### Task prompt
Answer with a single number: how many lines in the listing below include "Development"?

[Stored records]
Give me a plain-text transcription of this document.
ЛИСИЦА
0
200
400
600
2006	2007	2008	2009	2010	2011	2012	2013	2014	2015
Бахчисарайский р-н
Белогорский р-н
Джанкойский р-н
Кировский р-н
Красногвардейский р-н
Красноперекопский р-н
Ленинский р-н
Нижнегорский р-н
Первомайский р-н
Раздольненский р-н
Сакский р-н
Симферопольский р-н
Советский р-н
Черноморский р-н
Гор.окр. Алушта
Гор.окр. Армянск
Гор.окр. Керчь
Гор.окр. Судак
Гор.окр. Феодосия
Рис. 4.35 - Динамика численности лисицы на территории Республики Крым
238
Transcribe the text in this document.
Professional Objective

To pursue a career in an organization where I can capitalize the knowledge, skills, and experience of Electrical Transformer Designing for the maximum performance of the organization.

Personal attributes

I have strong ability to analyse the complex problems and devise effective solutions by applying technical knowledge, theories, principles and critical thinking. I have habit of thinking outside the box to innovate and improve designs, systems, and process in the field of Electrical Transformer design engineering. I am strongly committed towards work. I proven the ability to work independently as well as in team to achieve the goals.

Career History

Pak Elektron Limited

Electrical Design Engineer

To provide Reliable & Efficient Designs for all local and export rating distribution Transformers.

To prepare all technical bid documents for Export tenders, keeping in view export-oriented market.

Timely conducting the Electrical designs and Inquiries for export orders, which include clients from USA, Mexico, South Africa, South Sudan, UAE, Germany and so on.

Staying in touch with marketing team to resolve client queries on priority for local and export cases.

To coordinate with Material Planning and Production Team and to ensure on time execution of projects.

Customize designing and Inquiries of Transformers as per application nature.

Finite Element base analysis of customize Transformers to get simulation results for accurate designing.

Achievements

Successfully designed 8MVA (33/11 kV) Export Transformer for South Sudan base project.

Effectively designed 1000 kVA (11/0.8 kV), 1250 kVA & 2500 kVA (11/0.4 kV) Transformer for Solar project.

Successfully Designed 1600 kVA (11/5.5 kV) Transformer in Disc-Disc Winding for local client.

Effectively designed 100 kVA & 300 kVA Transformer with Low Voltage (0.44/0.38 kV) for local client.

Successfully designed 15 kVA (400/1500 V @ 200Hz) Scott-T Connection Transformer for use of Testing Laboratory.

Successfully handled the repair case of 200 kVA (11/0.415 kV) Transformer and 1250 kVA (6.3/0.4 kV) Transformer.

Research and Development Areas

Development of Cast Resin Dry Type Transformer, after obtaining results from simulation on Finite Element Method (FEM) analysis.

### Solution for this problem
2